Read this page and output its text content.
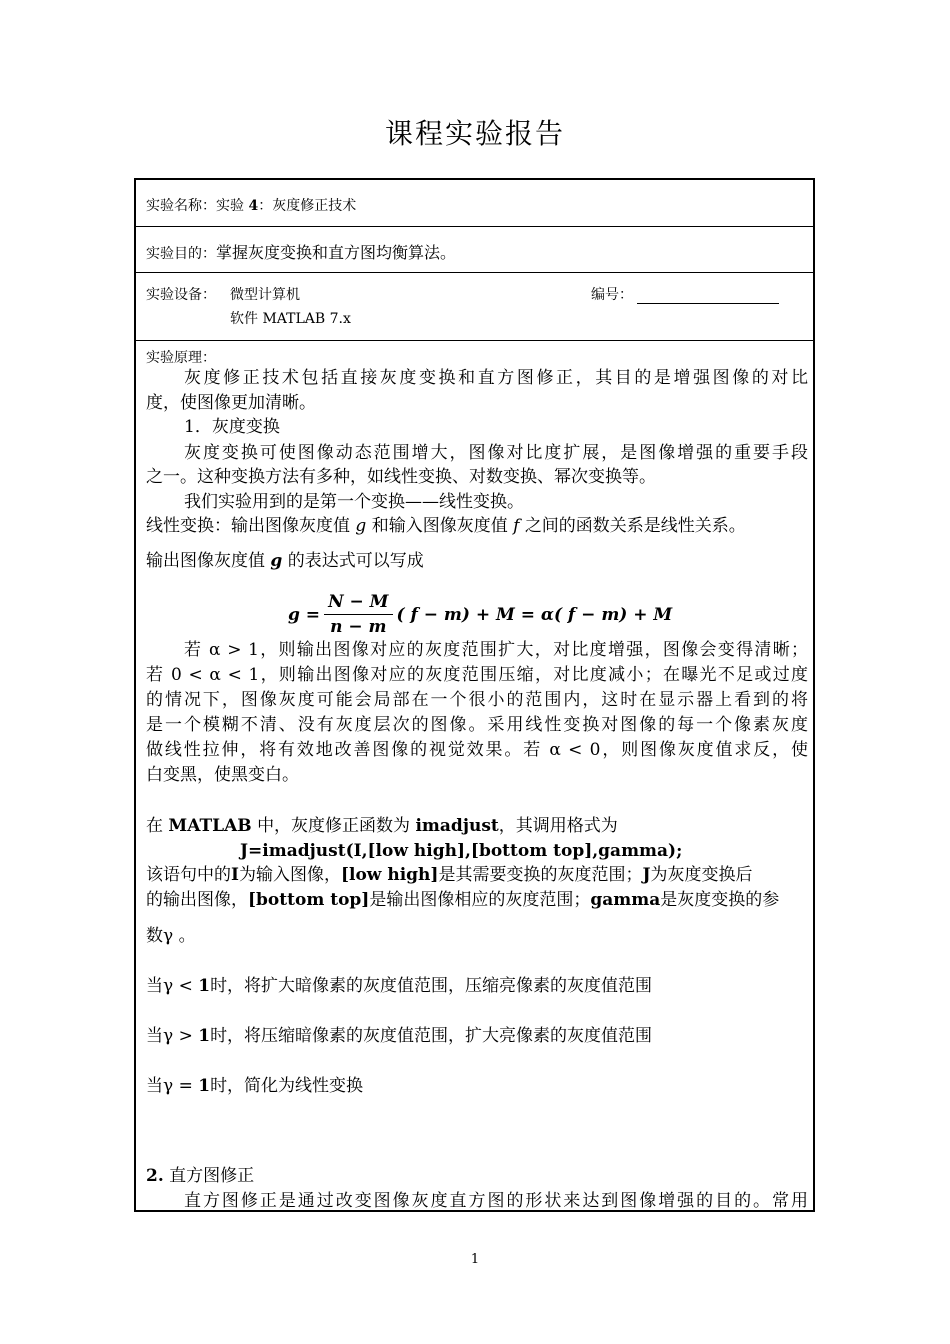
课程实验报告
实验名称：实验 4：灰度修正技术
实验目的：掌握灰度变换和直方图均衡算法。
实验设备： 微型计算机
软件 MATLAB 7.x
编号：
实验原理：
灰度修正技术包括直接灰度变换和直方图修正，其目的是增强图像的对比
度，使图像更加清晰。
1．灰度变换
灰度变换可使图像动态范围增大，图像对比度扩展，是图像增强的重要手段
之一。这种变换方法有多种，如线性变换、对数变换、幂次变换等。
我们实验用到的是第一个变换——线性变换。
线性变换：输出图像灰度值 g 和输入图像灰度值 f 之间的函数关系是线性关系。
输出图像灰度值 g 的表达式可以写成
$g = \frac{N - M}{n - m}$ ( f − m) + M = α( f − m) + M
若 α > 1，则输出图像对应的灰度范围扩大，对比度增强，图像会变得清晰；
若 0 < α < 1，则输出图像对应的灰度范围压缩，对比度减小；在曝光不足或过度
的情况下，图像灰度可能会局部在一个很小的范围内，这时在显示器上看到的将
是一个模糊不清、没有灰度层次的图像。采用线性变换对图像的每一个像素灰度
做线性拉伸，将有效地改善图像的视觉效果。若 α < 0，则图像灰度值求反，使
白变黑，使黑变白。
在 MATLAB 中，灰度修正函数为 imadjust，其调用格式为
J=imadjust(I,[low high],[bottom top],gamma);
该语句中的I为输入图像，[low high]是其需要变换的灰度范围；J为灰度变换后
的输出图像，[bottom top]是输出图像相应的灰度范围；gamma是灰度变换的参
数γ 。
当γ < 1时，将扩大暗像素的灰度值范围，压缩亮像素的灰度值范围
当γ > 1时，将压缩暗像素的灰度值范围，扩大亮像素的灰度值范围
当γ = 1时，简化为线性变换
2. 直方图修正
直方图修正是通过改变图像灰度直方图的形状来达到图像增强的目的。常用
1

☆ ☆ ☆

# Do this:
Reproduce the material above verbatim; omit every picture.

# Exercise solution:
Read this page and output its text content.
课程实验报告
实验名称：实验 4：灰度修正技术
实验目的：掌握灰度变换和直方图均衡算法。
实验设备： 微型计算机
软件 MATLAB 7.x
编号：
实验原理：
灰度修正技术包括直接灰度变换和直方图修正，其目的是增强图像的对比
度，使图像更加清晰。
1．灰度变换
灰度变换可使图像动态范围增大，图像对比度扩展，是图像增强的重要手段
之一。这种变换方法有多种，如线性变换、对数变换、幂次变换等。
我们实验用到的是第一个变换——线性变换。
线性变换：输出图像灰度值 g 和输入图像灰度值 f 之间的函数关系是线性关系。
输出图像灰度值 g 的表达式可以写成
$g = \frac{N - M}{n - m}$ ( f − m) + M = α( f − m) + M
若 α > 1，则输出图像对应的灰度范围扩大，对比度增强，图像会变得清晰；
若 0 < α < 1，则输出图像对应的灰度范围压缩，对比度减小；在曝光不足或过度
的情况下，图像灰度可能会局部在一个很小的范围内，这时在显示器上看到的将
是一个模糊不清、没有灰度层次的图像。采用线性变换对图像的每一个像素灰度
做线性拉伸，将有效地改善图像的视觉效果。若 α < 0，则图像灰度值求反，使
白变黑，使黑变白。
在 MATLAB 中，灰度修正函数为 imadjust，其调用格式为
J=imadjust(I,[low high],[bottom top],gamma);
该语句中的I为输入图像，[low high]是其需要变换的灰度范围；J为灰度变换后
的输出图像，[bottom top]是输出图像相应的灰度范围；gamma是灰度变换的参
数γ 。
当γ < 1时，将扩大暗像素的灰度值范围，压缩亮像素的灰度值范围
当γ > 1时，将压缩暗像素的灰度值范围，扩大亮像素的灰度值范围
当γ = 1时，简化为线性变换
2. 直方图修正
直方图修正是通过改变图像灰度直方图的形状来达到图像增强的目的。常用
1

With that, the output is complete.